__Short problem__
The records that follow should be retyped word for word.

__Given data__
-----

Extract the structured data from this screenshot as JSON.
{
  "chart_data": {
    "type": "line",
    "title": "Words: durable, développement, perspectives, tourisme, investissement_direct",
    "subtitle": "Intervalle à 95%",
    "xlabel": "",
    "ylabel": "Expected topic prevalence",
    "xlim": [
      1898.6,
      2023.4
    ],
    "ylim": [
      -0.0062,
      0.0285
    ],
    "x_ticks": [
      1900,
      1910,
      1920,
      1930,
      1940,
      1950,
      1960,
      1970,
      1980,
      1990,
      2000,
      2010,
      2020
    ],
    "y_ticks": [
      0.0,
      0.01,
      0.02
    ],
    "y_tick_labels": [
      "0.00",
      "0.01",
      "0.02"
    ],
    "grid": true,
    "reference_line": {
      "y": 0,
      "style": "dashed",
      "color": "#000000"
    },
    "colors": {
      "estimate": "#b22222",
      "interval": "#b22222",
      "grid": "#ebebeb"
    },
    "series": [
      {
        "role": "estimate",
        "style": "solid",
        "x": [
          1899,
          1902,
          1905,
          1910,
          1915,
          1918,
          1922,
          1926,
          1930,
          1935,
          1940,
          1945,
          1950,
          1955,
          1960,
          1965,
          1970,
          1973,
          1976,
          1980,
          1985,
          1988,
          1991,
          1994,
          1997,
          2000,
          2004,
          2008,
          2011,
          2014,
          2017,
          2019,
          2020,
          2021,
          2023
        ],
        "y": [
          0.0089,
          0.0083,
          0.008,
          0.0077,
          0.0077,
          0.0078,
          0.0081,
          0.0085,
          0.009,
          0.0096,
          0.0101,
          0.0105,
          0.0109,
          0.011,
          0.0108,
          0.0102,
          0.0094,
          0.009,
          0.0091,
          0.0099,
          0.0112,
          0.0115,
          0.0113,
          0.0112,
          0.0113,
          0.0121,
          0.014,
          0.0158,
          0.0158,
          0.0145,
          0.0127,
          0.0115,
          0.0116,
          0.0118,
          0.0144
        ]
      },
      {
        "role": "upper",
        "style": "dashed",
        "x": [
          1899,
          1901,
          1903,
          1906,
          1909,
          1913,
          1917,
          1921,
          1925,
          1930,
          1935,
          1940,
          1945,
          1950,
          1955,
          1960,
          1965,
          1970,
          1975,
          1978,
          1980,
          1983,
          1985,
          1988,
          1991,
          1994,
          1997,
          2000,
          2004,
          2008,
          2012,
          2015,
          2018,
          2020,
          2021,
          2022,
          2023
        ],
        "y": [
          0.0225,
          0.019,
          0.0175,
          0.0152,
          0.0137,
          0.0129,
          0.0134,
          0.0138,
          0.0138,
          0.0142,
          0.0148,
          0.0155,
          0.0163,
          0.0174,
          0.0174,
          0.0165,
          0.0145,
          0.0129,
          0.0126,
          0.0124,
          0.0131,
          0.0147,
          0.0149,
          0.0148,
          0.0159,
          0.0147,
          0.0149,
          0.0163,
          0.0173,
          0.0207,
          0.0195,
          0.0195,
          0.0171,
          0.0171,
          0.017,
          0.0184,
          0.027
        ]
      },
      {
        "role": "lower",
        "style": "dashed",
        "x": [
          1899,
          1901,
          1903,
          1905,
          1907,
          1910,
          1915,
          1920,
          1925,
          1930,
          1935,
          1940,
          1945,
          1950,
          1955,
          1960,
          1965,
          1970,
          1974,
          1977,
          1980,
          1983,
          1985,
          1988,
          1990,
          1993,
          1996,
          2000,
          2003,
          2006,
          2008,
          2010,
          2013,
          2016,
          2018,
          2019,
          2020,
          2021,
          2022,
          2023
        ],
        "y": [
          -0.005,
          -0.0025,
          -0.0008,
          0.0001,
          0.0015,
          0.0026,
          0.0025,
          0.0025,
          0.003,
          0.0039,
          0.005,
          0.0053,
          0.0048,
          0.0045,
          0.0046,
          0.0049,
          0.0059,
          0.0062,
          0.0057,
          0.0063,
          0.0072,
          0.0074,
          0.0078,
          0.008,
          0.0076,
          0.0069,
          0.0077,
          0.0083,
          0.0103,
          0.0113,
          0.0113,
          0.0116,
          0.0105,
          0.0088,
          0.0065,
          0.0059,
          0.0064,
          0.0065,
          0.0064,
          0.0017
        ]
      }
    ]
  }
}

-----

__Written solution__
Extract the structured data from this screenshot as JSON.
{
  "chart_data": {
    "type": "line",
    "title": "Words: durable, développement, perspectives, tourisme, investissement_direct",
    "subtitle": "Intervalle à 95%",
    "xlabel": "",
    "ylabel": "Expected topic prevalence",
    "xlim": [
      1898.6,
      2023.4
    ],
    "ylim": [
      -0.0062,
      0.0285
    ],
    "x_ticks": [
      1900,
      1910,
      1920,
      1930,
      1940,
      1950,
      1960,
      1970,
      1980,
      1990,
      2000,
      2010,
      2020
    ],
    "y_ticks": [
      0.0,
      0.01,
      0.02
    ],
    "y_tick_labels": [
      "0.00",
      "0.01",
      "0.02"
    ],
    "grid": true,
    "reference_line": {
      "y": 0,
      "style": "dashed",
      "color": "#000000"
    },
    "colors": {
      "estimate": "#b22222",
      "interval": "#b22222",
      "grid": "#ebebeb"
    },
    "series": [
      {
        "role": "estimate",
        "style": "solid",
        "x": [
          1899,
          1902,
          1905,
          1910,
          1915,
          1918,
          1922,
          1926,
          1930,
          1935,
          1940,
          1945,
          1950,
          1955,
          1960,
          1965,
          1970,
          1973,
          1976,
          1980,
          1985,
          1988,
          1991,
          1994,
          1997,
          2000,
          2004,
          2008,
          2011,
          2014,
          2017,
          2019,
          2020,
          2021,
          2023
        ],
        "y": [
          0.0089,
          0.0083,
          0.008,
          0.0077,
          0.0077,
          0.0078,
          0.0081,
          0.0085,
          0.009,
          0.0096,
          0.0101,
          0.0105,
          0.0109,
          0.011,
          0.0108,
          0.0102,
          0.0094,
          0.009,
          0.0091,
          0.0099,
          0.0112,
          0.0115,
          0.0113,
          0.0112,
          0.0113,
          0.0121,
          0.014,
          0.0158,
          0.0158,
          0.0145,
          0.0127,
          0.0115,
          0.0116,
          0.0118,
          0.0144
        ]
      },
      {
        "role": "upper",
        "style": "dashed",
        "x": [
          1899,
          1901,
          1903,
          1906,
          1909,
          1913,
          1917,
          1921,
          1925,
          1930,
          1935,
          1940,
          1945,
          1950,
          1955,
          1960,
          1965,
          1970,
          1975,
          1978,
          1980,
          1983,
          1985,
          1988,
          1991,
          1994,
          1997,
          2000,
          2004,
          2008,
          2012,
          2015,
          2018,
          2020,
          2021,
          2022,
          2023
        ],
        "y": [
          0.0225,
          0.019,
          0.0175,
          0.0152,
          0.0137,
          0.0129,
          0.0134,
          0.0138,
          0.0138,
          0.0142,
          0.0148,
          0.0155,
          0.0163,
          0.0174,
          0.0174,
          0.0165,
          0.0145,
          0.0129,
          0.0126,
          0.0124,
          0.0131,
          0.0147,
          0.0149,
          0.0148,
          0.0159,
          0.0147,
          0.0149,
          0.0163,
          0.0173,
          0.0207,
          0.0195,
          0.0195,
          0.0171,
          0.0171,
          0.017,
          0.0184,
          0.027
        ]
      },
      {
        "role": "lower",
        "style": "dashed",
        "x": [
          1899,
          1901,
          1903,
          1905,
          1907,
          1910,
          1915,
          1920,
          1925,
          1930,
          1935,
          1940,
          1945,
          1950,
          1955,
          1960,
          1965,
          1970,
          1974,
          1977,
          1980,
          1983,
          1985,
          1988,
          1990,
          1993,
          1996,
          2000,
          2003,
          2006,
          2008,
          2010,
          2013,
          2016,
          2018,
          2019,
          2020,
          2021,
          2022,
          2023
        ],
        "y": [
          -0.005,
          -0.0025,
          -0.0008,
          0.0001,
          0.0015,
          0.0026,
          0.0025,
          0.0025,
          0.003,
          0.0039,
          0.005,
          0.0053,
          0.0048,
          0.0045,
          0.0046,
          0.0049,
          0.0059,
          0.0062,
          0.0057,
          0.0063,
          0.0072,
          0.0074,
          0.0078,
          0.008,
          0.0076,
          0.0069,
          0.0077,
          0.0083,
          0.0103,
          0.0113,
          0.0113,
          0.0116,
          0.0105,
          0.0088,
          0.0065,
          0.0059,
          0.0064,
          0.0065,
          0.0064,
          0.0017
        ]
      }
    ]
  }
}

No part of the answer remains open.